| Short problem |
Lines containing "page" are to be counted. Report the count alone.

| Dataset extract |

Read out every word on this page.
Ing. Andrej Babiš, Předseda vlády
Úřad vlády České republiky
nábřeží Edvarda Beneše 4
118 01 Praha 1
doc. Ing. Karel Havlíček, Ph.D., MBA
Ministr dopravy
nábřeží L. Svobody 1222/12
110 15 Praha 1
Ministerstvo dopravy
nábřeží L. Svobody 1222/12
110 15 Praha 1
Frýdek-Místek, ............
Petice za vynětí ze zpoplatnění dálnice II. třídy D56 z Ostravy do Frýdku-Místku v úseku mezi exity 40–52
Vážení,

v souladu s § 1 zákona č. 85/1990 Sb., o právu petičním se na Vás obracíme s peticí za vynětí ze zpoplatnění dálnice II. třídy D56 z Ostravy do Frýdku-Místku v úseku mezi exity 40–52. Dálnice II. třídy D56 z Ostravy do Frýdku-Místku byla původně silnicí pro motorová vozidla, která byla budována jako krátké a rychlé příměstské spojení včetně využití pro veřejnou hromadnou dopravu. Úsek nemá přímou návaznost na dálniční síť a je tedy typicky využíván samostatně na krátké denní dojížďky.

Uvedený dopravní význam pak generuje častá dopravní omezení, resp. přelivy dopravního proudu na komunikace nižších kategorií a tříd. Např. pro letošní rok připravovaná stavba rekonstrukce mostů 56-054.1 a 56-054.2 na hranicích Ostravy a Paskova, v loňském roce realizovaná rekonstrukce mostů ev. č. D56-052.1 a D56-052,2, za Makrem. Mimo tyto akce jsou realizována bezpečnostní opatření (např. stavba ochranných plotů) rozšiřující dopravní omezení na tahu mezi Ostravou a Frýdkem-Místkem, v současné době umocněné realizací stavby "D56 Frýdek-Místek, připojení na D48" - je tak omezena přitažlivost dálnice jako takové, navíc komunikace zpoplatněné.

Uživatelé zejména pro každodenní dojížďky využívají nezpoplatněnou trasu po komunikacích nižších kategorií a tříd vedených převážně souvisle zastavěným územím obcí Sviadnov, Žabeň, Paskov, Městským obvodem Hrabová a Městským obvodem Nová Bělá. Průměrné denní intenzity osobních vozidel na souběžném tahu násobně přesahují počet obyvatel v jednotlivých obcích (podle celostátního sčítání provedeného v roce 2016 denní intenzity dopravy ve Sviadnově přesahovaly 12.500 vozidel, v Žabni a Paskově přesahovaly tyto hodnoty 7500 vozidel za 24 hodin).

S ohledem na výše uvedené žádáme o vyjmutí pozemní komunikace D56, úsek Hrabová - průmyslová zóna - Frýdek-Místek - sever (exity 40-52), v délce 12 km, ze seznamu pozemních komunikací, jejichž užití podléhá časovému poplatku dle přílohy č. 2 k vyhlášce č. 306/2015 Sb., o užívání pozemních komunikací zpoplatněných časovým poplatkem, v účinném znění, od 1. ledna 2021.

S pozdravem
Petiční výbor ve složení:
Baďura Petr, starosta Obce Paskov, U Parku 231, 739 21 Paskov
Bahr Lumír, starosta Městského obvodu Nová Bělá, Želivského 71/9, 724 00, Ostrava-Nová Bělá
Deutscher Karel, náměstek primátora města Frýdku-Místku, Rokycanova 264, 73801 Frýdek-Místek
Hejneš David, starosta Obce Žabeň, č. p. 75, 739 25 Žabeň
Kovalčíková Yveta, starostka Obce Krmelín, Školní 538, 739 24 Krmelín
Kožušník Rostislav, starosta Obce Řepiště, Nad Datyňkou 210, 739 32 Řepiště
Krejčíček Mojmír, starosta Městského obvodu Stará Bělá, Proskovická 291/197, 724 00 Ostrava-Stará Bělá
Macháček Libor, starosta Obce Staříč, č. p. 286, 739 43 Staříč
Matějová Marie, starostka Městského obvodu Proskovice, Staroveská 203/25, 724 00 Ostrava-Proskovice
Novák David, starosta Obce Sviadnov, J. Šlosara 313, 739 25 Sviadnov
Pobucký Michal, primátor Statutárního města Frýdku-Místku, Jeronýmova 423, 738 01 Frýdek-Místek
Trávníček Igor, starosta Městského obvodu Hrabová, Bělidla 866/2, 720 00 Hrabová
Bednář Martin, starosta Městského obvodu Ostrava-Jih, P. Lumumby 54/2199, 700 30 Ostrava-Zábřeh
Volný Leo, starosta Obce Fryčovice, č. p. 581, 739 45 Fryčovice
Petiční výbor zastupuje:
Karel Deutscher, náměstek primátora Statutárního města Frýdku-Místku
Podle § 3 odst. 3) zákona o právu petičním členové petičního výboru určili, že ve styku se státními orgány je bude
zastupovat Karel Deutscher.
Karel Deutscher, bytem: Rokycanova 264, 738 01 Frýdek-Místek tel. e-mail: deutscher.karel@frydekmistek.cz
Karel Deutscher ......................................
* * *
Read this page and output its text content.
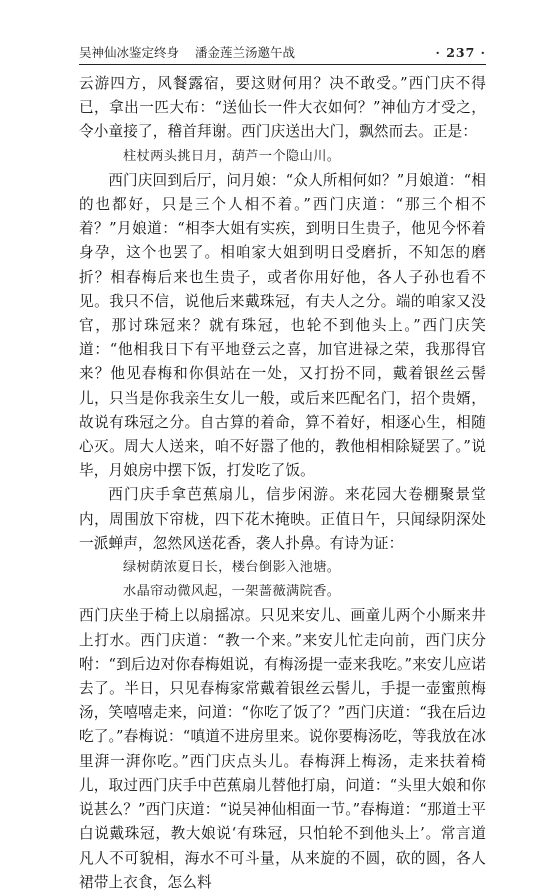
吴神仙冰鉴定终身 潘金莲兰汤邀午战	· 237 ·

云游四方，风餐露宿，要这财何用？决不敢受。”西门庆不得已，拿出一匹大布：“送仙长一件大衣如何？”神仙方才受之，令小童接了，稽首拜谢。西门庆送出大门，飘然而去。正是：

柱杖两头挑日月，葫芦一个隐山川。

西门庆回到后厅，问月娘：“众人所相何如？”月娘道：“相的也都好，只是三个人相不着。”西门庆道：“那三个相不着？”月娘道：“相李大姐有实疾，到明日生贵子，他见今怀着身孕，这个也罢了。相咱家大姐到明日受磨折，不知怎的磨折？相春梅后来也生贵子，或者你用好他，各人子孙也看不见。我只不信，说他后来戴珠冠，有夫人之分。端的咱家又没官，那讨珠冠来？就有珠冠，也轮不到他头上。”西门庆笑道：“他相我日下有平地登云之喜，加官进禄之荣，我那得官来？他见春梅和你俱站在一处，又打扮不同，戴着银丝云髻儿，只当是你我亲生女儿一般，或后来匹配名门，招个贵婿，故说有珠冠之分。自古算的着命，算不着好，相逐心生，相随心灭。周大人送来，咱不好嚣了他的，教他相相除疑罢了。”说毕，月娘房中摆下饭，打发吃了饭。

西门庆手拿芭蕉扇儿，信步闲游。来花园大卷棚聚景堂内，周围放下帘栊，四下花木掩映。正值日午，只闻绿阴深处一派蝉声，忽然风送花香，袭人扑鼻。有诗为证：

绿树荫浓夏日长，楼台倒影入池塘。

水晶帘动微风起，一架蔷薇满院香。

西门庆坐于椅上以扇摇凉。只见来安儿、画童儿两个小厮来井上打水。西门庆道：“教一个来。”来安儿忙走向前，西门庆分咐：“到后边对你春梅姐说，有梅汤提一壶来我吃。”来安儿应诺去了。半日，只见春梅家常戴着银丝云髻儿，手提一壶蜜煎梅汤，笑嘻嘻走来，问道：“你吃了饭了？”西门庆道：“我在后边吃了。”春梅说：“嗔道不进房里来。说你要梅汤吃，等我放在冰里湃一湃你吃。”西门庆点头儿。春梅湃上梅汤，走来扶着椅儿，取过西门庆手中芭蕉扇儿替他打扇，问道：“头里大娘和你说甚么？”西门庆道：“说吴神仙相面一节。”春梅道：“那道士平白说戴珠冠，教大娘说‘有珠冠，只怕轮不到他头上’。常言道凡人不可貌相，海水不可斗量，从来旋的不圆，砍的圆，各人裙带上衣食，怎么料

| Final result |
2